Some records
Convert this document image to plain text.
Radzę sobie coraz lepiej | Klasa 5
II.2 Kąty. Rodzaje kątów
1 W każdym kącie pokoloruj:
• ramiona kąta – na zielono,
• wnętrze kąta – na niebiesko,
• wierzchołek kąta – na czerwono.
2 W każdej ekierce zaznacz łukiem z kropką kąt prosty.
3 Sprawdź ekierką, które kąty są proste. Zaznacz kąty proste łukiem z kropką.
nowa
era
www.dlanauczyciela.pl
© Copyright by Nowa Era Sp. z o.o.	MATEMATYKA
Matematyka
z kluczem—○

PROBLEM STATEMENT:
Look through the listing above. Pick out each line with "kąta" and copy it.

COMPLETE RESPONSE:
• ramiona kąta – na zielono,
• wnętrze kąta – na niebiesko,
• wierzchołek kąta – na czerwono.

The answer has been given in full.